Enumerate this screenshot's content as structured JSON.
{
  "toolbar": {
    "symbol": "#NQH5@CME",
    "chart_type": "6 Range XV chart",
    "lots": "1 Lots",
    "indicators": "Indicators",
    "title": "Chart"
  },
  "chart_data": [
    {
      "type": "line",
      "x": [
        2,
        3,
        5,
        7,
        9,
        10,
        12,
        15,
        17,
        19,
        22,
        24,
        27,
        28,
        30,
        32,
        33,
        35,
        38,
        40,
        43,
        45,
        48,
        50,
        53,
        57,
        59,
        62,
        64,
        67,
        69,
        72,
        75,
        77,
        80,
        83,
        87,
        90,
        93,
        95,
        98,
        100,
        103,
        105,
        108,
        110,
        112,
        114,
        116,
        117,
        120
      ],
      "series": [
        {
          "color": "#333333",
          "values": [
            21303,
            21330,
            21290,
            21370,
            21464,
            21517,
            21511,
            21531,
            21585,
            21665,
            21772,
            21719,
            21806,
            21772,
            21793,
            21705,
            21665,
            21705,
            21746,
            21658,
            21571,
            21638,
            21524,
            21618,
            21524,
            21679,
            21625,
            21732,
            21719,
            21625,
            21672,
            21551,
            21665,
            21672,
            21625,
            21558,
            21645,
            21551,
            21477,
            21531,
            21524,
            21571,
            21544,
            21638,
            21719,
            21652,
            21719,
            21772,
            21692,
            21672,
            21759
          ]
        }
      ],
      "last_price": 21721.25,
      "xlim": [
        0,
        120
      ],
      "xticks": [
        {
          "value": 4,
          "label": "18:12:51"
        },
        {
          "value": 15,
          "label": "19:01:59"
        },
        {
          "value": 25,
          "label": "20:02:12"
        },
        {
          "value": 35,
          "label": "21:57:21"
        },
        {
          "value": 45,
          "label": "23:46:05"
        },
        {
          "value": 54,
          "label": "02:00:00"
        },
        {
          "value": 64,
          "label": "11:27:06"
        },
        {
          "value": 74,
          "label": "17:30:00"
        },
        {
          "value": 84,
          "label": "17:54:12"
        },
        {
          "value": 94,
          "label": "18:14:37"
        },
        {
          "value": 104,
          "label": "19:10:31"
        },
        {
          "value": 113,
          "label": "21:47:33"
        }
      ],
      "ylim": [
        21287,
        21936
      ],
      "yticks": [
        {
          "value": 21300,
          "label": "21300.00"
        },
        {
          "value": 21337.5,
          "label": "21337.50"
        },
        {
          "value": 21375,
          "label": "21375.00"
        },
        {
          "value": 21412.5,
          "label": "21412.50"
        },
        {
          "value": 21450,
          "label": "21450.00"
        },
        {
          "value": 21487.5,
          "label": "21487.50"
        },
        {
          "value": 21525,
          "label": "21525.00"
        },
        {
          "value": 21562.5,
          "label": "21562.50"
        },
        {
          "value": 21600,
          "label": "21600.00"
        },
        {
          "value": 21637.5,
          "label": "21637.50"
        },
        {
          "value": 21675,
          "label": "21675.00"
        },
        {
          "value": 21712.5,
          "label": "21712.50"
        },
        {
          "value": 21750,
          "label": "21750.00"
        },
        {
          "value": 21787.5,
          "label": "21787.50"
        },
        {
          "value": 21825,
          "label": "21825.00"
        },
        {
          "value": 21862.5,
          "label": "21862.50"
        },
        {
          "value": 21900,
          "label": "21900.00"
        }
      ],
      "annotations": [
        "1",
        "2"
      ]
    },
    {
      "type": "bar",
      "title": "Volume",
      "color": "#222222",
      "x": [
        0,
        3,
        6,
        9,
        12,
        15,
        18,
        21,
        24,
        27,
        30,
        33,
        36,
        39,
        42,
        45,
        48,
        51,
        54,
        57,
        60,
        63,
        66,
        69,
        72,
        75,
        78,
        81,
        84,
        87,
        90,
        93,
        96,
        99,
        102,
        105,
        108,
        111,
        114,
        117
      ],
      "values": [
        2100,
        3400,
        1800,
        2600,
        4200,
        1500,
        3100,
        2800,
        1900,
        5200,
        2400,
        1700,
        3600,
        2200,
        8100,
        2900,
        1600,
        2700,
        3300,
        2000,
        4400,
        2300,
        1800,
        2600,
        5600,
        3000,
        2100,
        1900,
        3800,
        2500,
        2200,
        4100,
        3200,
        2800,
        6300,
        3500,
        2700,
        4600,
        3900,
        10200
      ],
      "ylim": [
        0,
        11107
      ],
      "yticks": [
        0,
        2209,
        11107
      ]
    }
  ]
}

> [Problem to work on]: Your task is to repeat the data exactly, with nothing left out.

> [Expected answer]:
Enumerate this screenshot's content as structured JSON.
{
  "toolbar": {
    "symbol": "#NQH5@CME",
    "chart_type": "6 Range XV chart",
    "lots": "1 Lots",
    "indicators": "Indicators",
    "title": "Chart"
  },
  "chart_data": [
    {
      "type": "line",
      "x": [
        2,
        3,
        5,
        7,
        9,
        10,
        12,
        15,
        17,
        19,
        22,
        24,
        27,
        28,
        30,
        32,
        33,
        35,
        38,
        40,
        43,
        45,
        48,
        50,
        53,
        57,
        59,
        62,
        64,
        67,
        69,
        72,
        75,
        77,
        80,
        83,
        87,
        90,
        93,
        95,
        98,
        100,
        103,
        105,
        108,
        110,
        112,
        114,
        116,
        117,
        120
      ],
      "series": [
        {
          "color": "#333333",
          "values": [
            21303,
            21330,
            21290,
            21370,
            21464,
            21517,
            21511,
            21531,
            21585,
            21665,
            21772,
            21719,
            21806,
            21772,
            21793,
            21705,
            21665,
            21705,
            21746,
            21658,
            21571,
            21638,
            21524,
            21618,
            21524,
            21679,
            21625,
            21732,
            21719,
            21625,
            21672,
            21551,
            21665,
            21672,
            21625,
            21558,
            21645,
            21551,
            21477,
            21531,
            21524,
            21571,
            21544,
            21638,
            21719,
            21652,
            21719,
            21772,
            21692,
            21672,
            21759
          ]
        }
      ],
      "last_price": 21721.25,
      "xlim": [
        0,
        120
      ],
      "xticks": [
        {
          "value": 4,
          "label": "18:12:51"
        },
        {
          "value": 15,
          "label": "19:01:59"
        },
        {
          "value": 25,
          "label": "20:02:12"
        },
        {
          "value": 35,
          "label": "21:57:21"
        },
        {
          "value": 45,
          "label": "23:46:05"
        },
        {
          "value": 54,
          "label": "02:00:00"
        },
        {
          "value": 64,
          "label": "11:27:06"
        },
        {
          "value": 74,
          "label": "17:30:00"
        },
        {
          "value": 84,
          "label": "17:54:12"
        },
        {
          "value": 94,
          "label": "18:14:37"
        },
        {
          "value": 104,
          "label": "19:10:31"
        },
        {
          "value": 113,
          "label": "21:47:33"
        }
      ],
      "ylim": [
        21287,
        21936
      ],
      "yticks": [
        {
          "value": 21300,
          "label": "21300.00"
        },
        {
          "value": 21337.5,
          "label": "21337.50"
        },
        {
          "value": 21375,
          "label": "21375.00"
        },
        {
          "value": 21412.5,
          "label": "21412.50"
        },
        {
          "value": 21450,
          "label": "21450.00"
        },
        {
          "value": 21487.5,
          "label": "21487.50"
        },
        {
          "value": 21525,
          "label": "21525.00"
        },
        {
          "value": 21562.5,
          "label": "21562.50"
        },
        {
          "value": 21600,
          "label": "21600.00"
        },
        {
          "value": 21637.5,
          "label": "21637.50"
        },
        {
          "value": 21675,
          "label": "21675.00"
        },
        {
          "value": 21712.5,
          "label": "21712.50"
        },
        {
          "value": 21750,
          "label": "21750.00"
        },
        {
          "value": 21787.5,
          "label": "21787.50"
        },
        {
          "value": 21825,
          "label": "21825.00"
        },
        {
          "value": 21862.5,
          "label": "21862.50"
        },
        {
          "value": 21900,
          "label": "21900.00"
        }
      ],
      "annotations": [
        "1",
        "2"
      ]
    },
    {
      "type": "bar",
      "title": "Volume",
      "color": "#222222",
      "x": [
        0,
        3,
        6,
        9,
        12,
        15,
        18,
        21,
        24,
        27,
        30,
        33,
        36,
        39,
        42,
        45,
        48,
        51,
        54,
        57,
        60,
        63,
        66,
        69,
        72,
        75,
        78,
        81,
        84,
        87,
        90,
        93,
        96,
        99,
        102,
        105,
        108,
        111,
        114,
        117
      ],
      "values": [
        2100,
        3400,
        1800,
        2600,
        4200,
        1500,
        3100,
        2800,
        1900,
        5200,
        2400,
        1700,
        3600,
        2200,
        8100,
        2900,
        1600,
        2700,
        3300,
        2000,
        4400,
        2300,
        1800,
        2600,
        5600,
        3000,
        2100,
        1900,
        3800,
        2500,
        2200,
        4100,
        3200,
        2800,
        6300,
        3500,
        2700,
        4600,
        3900,
        10200
      ],
      "ylim": [
        0,
        11107
      ],
      "yticks": [
        0,
        2209,
        11107
      ]
    }
  ]
}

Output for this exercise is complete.